[Collected data entries]
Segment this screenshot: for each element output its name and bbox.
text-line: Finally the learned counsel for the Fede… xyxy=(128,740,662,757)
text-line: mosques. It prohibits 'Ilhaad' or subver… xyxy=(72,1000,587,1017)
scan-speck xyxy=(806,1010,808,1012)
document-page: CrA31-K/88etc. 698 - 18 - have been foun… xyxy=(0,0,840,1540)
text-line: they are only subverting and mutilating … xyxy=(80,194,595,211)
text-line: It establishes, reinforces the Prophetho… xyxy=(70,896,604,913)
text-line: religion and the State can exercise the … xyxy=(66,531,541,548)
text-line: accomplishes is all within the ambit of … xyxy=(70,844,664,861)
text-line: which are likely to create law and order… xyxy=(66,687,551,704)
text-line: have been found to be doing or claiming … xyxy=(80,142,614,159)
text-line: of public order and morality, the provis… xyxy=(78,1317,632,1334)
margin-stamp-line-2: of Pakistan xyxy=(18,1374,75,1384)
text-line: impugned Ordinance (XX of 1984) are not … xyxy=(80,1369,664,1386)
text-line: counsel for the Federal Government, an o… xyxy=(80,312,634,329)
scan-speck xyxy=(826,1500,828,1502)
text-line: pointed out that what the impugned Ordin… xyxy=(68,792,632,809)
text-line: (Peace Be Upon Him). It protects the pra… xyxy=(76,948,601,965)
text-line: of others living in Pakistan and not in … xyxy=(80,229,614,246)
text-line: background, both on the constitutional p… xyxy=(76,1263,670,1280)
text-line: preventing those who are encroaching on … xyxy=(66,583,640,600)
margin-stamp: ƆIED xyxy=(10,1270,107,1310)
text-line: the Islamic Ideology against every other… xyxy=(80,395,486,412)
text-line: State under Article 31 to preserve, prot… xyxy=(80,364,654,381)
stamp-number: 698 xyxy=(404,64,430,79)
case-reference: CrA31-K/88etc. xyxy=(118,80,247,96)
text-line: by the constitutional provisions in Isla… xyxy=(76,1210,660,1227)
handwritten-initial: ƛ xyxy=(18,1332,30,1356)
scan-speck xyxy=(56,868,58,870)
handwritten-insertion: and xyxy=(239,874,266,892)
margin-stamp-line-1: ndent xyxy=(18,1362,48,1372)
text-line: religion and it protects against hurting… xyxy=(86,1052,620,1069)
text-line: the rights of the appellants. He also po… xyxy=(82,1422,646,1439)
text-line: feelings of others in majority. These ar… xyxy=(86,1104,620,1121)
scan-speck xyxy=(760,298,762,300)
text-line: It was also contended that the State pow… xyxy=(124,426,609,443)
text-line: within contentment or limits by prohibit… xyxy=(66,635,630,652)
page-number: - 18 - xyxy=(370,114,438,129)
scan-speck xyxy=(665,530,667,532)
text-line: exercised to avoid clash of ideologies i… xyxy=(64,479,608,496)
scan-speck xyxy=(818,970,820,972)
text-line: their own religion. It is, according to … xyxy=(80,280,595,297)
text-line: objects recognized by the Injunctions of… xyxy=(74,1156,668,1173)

▶ **TASK DESCRIPTION**:
Turn every line of these records into a numbered list, and skip any blank lines.

▶ **RESULT OF THE TASK**:
1. Segment this screenshot: for each element output its name and bbox.
2. text-line: Finally the learned counsel for the Fede… xyxy=(128,740,662,757)
3. text-line: mosques. It prohibits 'Ilhaad' or subver… xyxy=(72,1000,587,1017)
4. scan-speck xyxy=(806,1010,808,1012)
5. document-page: CrA31-K/88etc. 698 - 18 - have been foun… xyxy=(0,0,840,1540)
6. text-line: they are only subverting and mutilating … xyxy=(80,194,595,211)
7. text-line: It establishes, reinforces the Prophetho… xyxy=(70,896,604,913)
8. text-line: religion and the State can exercise the … xyxy=(66,531,541,548)
9. text-line: accomplishes is all within the ambit of … xyxy=(70,844,664,861)
10. text-line: which are likely to create law and order… xyxy=(66,687,551,704)
11. text-line: have been found to be doing or claiming … xyxy=(80,142,614,159)
12. text-line: of public order and morality, the provis… xyxy=(78,1317,632,1334)
13. margin-stamp-line-2: of Pakistan xyxy=(18,1374,75,1384)
14. text-line: impugned Ordinance (XX of 1984) are not … xyxy=(80,1369,664,1386)
15. text-line: counsel for the Federal Government, an o… xyxy=(80,312,634,329)
16. scan-speck xyxy=(826,1500,828,1502)
17. text-line: pointed out that what the impugned Ordin… xyxy=(68,792,632,809)
18. text-line: (Peace Be Upon Him). It protects the pra… xyxy=(76,948,601,965)
19. text-line: of others living in Pakistan and not in … xyxy=(80,229,614,246)
20. text-line: background, both on the constitutional p… xyxy=(76,1263,670,1280)
21. text-line: preventing those who are encroaching on … xyxy=(66,583,640,600)
22. margin-stamp: ƆIED xyxy=(10,1270,107,1310)
23. text-line: the Islamic Ideology against every other… xyxy=(80,395,486,412)
24. text-line: State under Article 31 to preserve, prot… xyxy=(80,364,654,381)
25. stamp-number: 698 xyxy=(404,64,430,79)
26. case-reference: CrA31-K/88etc. xyxy=(118,80,247,96)
27. text-line: by the constitutional provisions in Isla… xyxy=(76,1210,660,1227)
28. handwritten-initial: ƛ xyxy=(18,1332,30,1356)
29. scan-speck xyxy=(56,868,58,870)
30. handwritten-insertion: and xyxy=(239,874,266,892)
31. margin-stamp-line-1: ndent xyxy=(18,1362,48,1372)
32. text-line: religion and it protects against hurting… xyxy=(86,1052,620,1069)
33. text-line: the rights of the appellants. He also po… xyxy=(82,1422,646,1439)
34. text-line: feelings of others in majority. These ar… xyxy=(86,1104,620,1121)
35. scan-speck xyxy=(760,298,762,300)
36. text-line: It was also contended that the State pow… xyxy=(124,426,609,443)
37. text-line: within contentment or limits by prohibit… xyxy=(66,635,630,652)
38. page-number: - 18 - xyxy=(370,114,438,129)
39. scan-speck xyxy=(665,530,667,532)
40. text-line: exercised to avoid clash of ideologies i… xyxy=(64,479,608,496)
41. scan-speck xyxy=(818,970,820,972)
42. text-line: their own religion. It is, according to … xyxy=(80,280,595,297)
43. text-line: objects recognized by the Injunctions of… xyxy=(74,1156,668,1173)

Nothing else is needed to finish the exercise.